## TASK STATEMENT
Return all of the data exactly as written, without the pictures.

## DATA FOR THE TASK

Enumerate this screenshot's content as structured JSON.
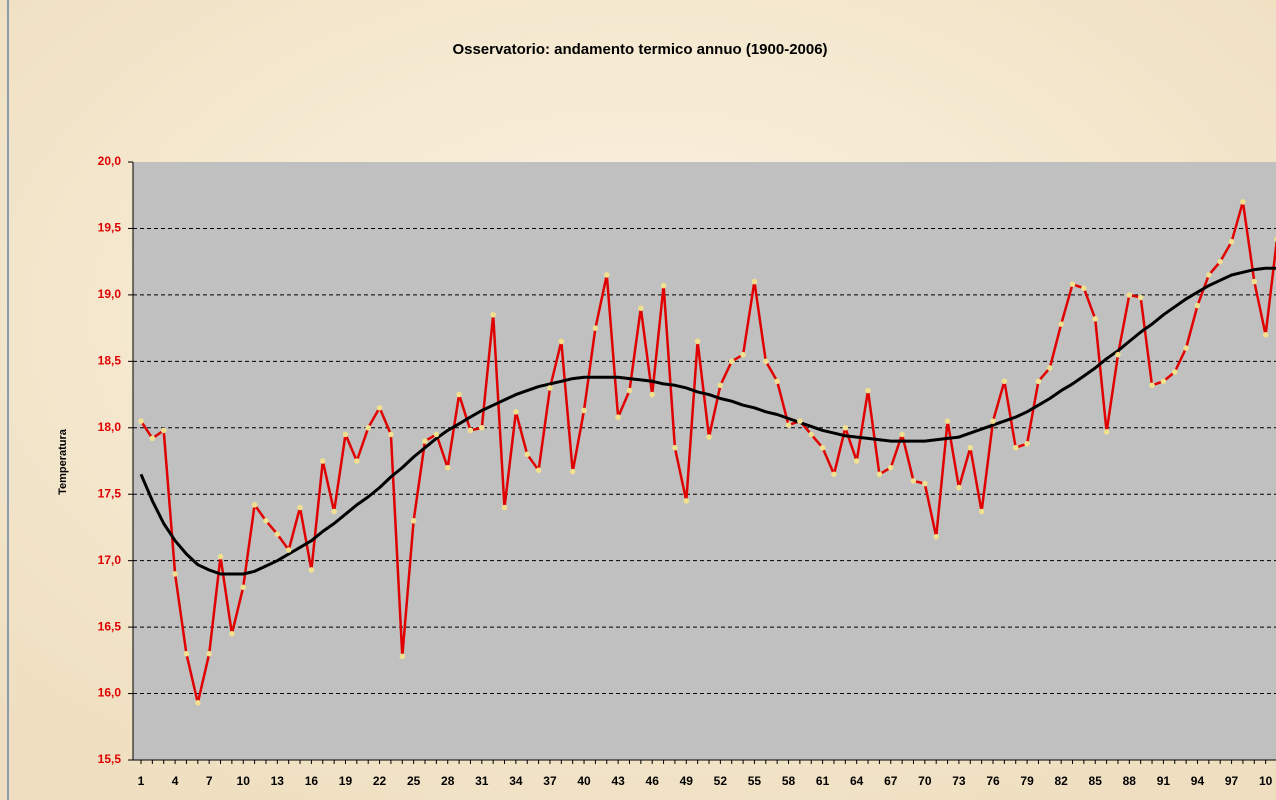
{
  "chart_data": {
    "type": "line",
    "title": "Osservatorio: andamento termico annuo (1900-2006)",
    "ylabel": "Temperatura",
    "categories": [
      "1",
      null,
      null,
      "4",
      null,
      null,
      "7",
      null,
      null,
      "10",
      null,
      null,
      "13",
      null,
      null,
      "16",
      null,
      null,
      "19",
      null,
      null,
      "22",
      null,
      null,
      "25",
      null,
      null,
      "28",
      null,
      null,
      "31",
      null,
      null,
      "34",
      null,
      null,
      "37",
      null,
      null,
      "40",
      null,
      null,
      "43",
      null,
      null,
      "46",
      null,
      null,
      "49",
      null,
      null,
      "52",
      null,
      null,
      "55",
      null,
      null,
      "58",
      null,
      null,
      "61",
      null,
      null,
      "64",
      null,
      null,
      "67",
      null,
      null,
      "70",
      null,
      null,
      "73",
      null,
      null,
      "76",
      null,
      null,
      "79",
      null,
      null,
      "82",
      null,
      null,
      "85",
      null,
      null,
      "88",
      null,
      null,
      "91",
      null,
      null,
      "94",
      null,
      null,
      "97",
      null,
      null,
      "10",
      null
    ],
    "series": [
      {
        "color": "#e00000",
        "marker_color": "#f0e090",
        "values": [
          18.05,
          17.92,
          17.98,
          16.9,
          16.3,
          15.93,
          16.3,
          17.03,
          16.45,
          16.8,
          17.42,
          17.3,
          17.2,
          17.08,
          17.4,
          16.93,
          17.75,
          17.37,
          17.95,
          17.75,
          18.0,
          18.15,
          17.95,
          16.28,
          17.3,
          17.9,
          17.95,
          17.7,
          18.25,
          17.98,
          18.0,
          18.85,
          17.4,
          18.12,
          17.8,
          17.68,
          18.3,
          18.65,
          17.67,
          18.13,
          18.75,
          19.15,
          18.08,
          18.28,
          18.9,
          18.25,
          19.07,
          17.85,
          17.45,
          18.65,
          17.93,
          18.32,
          18.5,
          18.55,
          19.1,
          18.5,
          18.35,
          18.02,
          18.05,
          17.95,
          17.85,
          17.65,
          18.0,
          17.75,
          18.28,
          17.65,
          17.7,
          17.95,
          17.6,
          17.58,
          17.18,
          18.05,
          17.55,
          17.85,
          17.37,
          18.05,
          18.35,
          17.85,
          17.88,
          18.35,
          18.45,
          18.78,
          19.08,
          19.05,
          18.82,
          17.97,
          18.55,
          19.0,
          18.98,
          18.32,
          18.35,
          18.42,
          18.6,
          18.92,
          19.15,
          19.25,
          19.4,
          19.7,
          19.1,
          18.7,
          19.42
        ]
      },
      {
        "color": "#000000",
        "values": [
          17.65,
          17.45,
          17.28,
          17.15,
          17.05,
          16.97,
          16.93,
          16.9,
          16.9,
          16.9,
          16.92,
          16.96,
          17.0,
          17.05,
          17.1,
          17.15,
          17.22,
          17.28,
          17.35,
          17.42,
          17.48,
          17.55,
          17.63,
          17.7,
          17.78,
          17.85,
          17.92,
          17.98,
          18.03,
          18.08,
          18.13,
          18.17,
          18.21,
          18.25,
          18.28,
          18.31,
          18.33,
          18.35,
          18.37,
          18.38,
          18.38,
          18.38,
          18.38,
          18.37,
          18.36,
          18.35,
          18.33,
          18.32,
          18.3,
          18.27,
          18.25,
          18.22,
          18.2,
          18.17,
          18.15,
          18.12,
          18.1,
          18.07,
          18.04,
          18.01,
          17.98,
          17.96,
          17.94,
          17.93,
          17.92,
          17.91,
          17.9,
          17.9,
          17.9,
          17.9,
          17.91,
          17.92,
          17.93,
          17.96,
          17.99,
          18.02,
          18.05,
          18.08,
          18.12,
          18.17,
          18.22,
          18.28,
          18.33,
          18.39,
          18.45,
          18.52,
          18.58,
          18.65,
          18.72,
          18.78,
          18.85,
          18.91,
          18.97,
          19.02,
          19.07,
          19.11,
          19.15,
          19.17,
          19.19,
          19.2,
          19.2
        ]
      }
    ],
    "ylim": [
      15.5,
      20
    ],
    "yticks": [
      {
        "value": 15.5,
        "label": "15,5"
      },
      {
        "value": 16,
        "label": "16,0"
      },
      {
        "value": 16.5,
        "label": "16,5"
      },
      {
        "value": 17,
        "label": "17,0"
      },
      {
        "value": 17.5,
        "label": "17,5"
      },
      {
        "value": 18,
        "label": "18,0"
      },
      {
        "value": 18.5,
        "label": "18,5"
      },
      {
        "value": 19,
        "label": "19,0"
      },
      {
        "value": 19.5,
        "label": "19,5"
      },
      {
        "value": 20,
        "label": "20,0"
      }
    ],
    "grid": true,
    "plot_color": "#c0c0c0",
    "ytick_color": "#e00000"
  }
}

## TASK RESPONSE
Enumerate this screenshot's content as structured JSON.
{
  "chart_data": {
    "type": "line",
    "title": "Osservatorio: andamento termico annuo (1900-2006)",
    "ylabel": "Temperatura",
    "categories": [
      "1",
      null,
      null,
      "4",
      null,
      null,
      "7",
      null,
      null,
      "10",
      null,
      null,
      "13",
      null,
      null,
      "16",
      null,
      null,
      "19",
      null,
      null,
      "22",
      null,
      null,
      "25",
      null,
      null,
      "28",
      null,
      null,
      "31",
      null,
      null,
      "34",
      null,
      null,
      "37",
      null,
      null,
      "40",
      null,
      null,
      "43",
      null,
      null,
      "46",
      null,
      null,
      "49",
      null,
      null,
      "52",
      null,
      null,
      "55",
      null,
      null,
      "58",
      null,
      null,
      "61",
      null,
      null,
      "64",
      null,
      null,
      "67",
      null,
      null,
      "70",
      null,
      null,
      "73",
      null,
      null,
      "76",
      null,
      null,
      "79",
      null,
      null,
      "82",
      null,
      null,
      "85",
      null,
      null,
      "88",
      null,
      null,
      "91",
      null,
      null,
      "94",
      null,
      null,
      "97",
      null,
      null,
      "10",
      null
    ],
    "series": [
      {
        "color": "#e00000",
        "marker_color": "#f0e090",
        "values": [
          18.05,
          17.92,
          17.98,
          16.9,
          16.3,
          15.93,
          16.3,
          17.03,
          16.45,
          16.8,
          17.42,
          17.3,
          17.2,
          17.08,
          17.4,
          16.93,
          17.75,
          17.37,
          17.95,
          17.75,
          18.0,
          18.15,
          17.95,
          16.28,
          17.3,
          17.9,
          17.95,
          17.7,
          18.25,
          17.98,
          18.0,
          18.85,
          17.4,
          18.12,
          17.8,
          17.68,
          18.3,
          18.65,
          17.67,
          18.13,
          18.75,
          19.15,
          18.08,
          18.28,
          18.9,
          18.25,
          19.07,
          17.85,
          17.45,
          18.65,
          17.93,
          18.32,
          18.5,
          18.55,
          19.1,
          18.5,
          18.35,
          18.02,
          18.05,
          17.95,
          17.85,
          17.65,
          18.0,
          17.75,
          18.28,
          17.65,
          17.7,
          17.95,
          17.6,
          17.58,
          17.18,
          18.05,
          17.55,
          17.85,
          17.37,
          18.05,
          18.35,
          17.85,
          17.88,
          18.35,
          18.45,
          18.78,
          19.08,
          19.05,
          18.82,
          17.97,
          18.55,
          19.0,
          18.98,
          18.32,
          18.35,
          18.42,
          18.6,
          18.92,
          19.15,
          19.25,
          19.4,
          19.7,
          19.1,
          18.7,
          19.42
        ]
      },
      {
        "color": "#000000",
        "values": [
          17.65,
          17.45,
          17.28,
          17.15,
          17.05,
          16.97,
          16.93,
          16.9,
          16.9,
          16.9,
          16.92,
          16.96,
          17.0,
          17.05,
          17.1,
          17.15,
          17.22,
          17.28,
          17.35,
          17.42,
          17.48,
          17.55,
          17.63,
          17.7,
          17.78,
          17.85,
          17.92,
          17.98,
          18.03,
          18.08,
          18.13,
          18.17,
          18.21,
          18.25,
          18.28,
          18.31,
          18.33,
          18.35,
          18.37,
          18.38,
          18.38,
          18.38,
          18.38,
          18.37,
          18.36,
          18.35,
          18.33,
          18.32,
          18.3,
          18.27,
          18.25,
          18.22,
          18.2,
          18.17,
          18.15,
          18.12,
          18.1,
          18.07,
          18.04,
          18.01,
          17.98,
          17.96,
          17.94,
          17.93,
          17.92,
          17.91,
          17.9,
          17.9,
          17.9,
          17.9,
          17.91,
          17.92,
          17.93,
          17.96,
          17.99,
          18.02,
          18.05,
          18.08,
          18.12,
          18.17,
          18.22,
          18.28,
          18.33,
          18.39,
          18.45,
          18.52,
          18.58,
          18.65,
          18.72,
          18.78,
          18.85,
          18.91,
          18.97,
          19.02,
          19.07,
          19.11,
          19.15,
          19.17,
          19.19,
          19.2,
          19.2
        ]
      }
    ],
    "ylim": [
      15.5,
      20
    ],
    "yticks": [
      {
        "value": 15.5,
        "label": "15,5"
      },
      {
        "value": 16,
        "label": "16,0"
      },
      {
        "value": 16.5,
        "label": "16,5"
      },
      {
        "value": 17,
        "label": "17,0"
      },
      {
        "value": 17.5,
        "label": "17,5"
      },
      {
        "value": 18,
        "label": "18,0"
      },
      {
        "value": 18.5,
        "label": "18,5"
      },
      {
        "value": 19,
        "label": "19,0"
      },
      {
        "value": 19.5,
        "label": "19,5"
      },
      {
        "value": 20,
        "label": "20,0"
      }
    ],
    "grid": true,
    "plot_color": "#c0c0c0",
    "ytick_color": "#e00000"
  }
}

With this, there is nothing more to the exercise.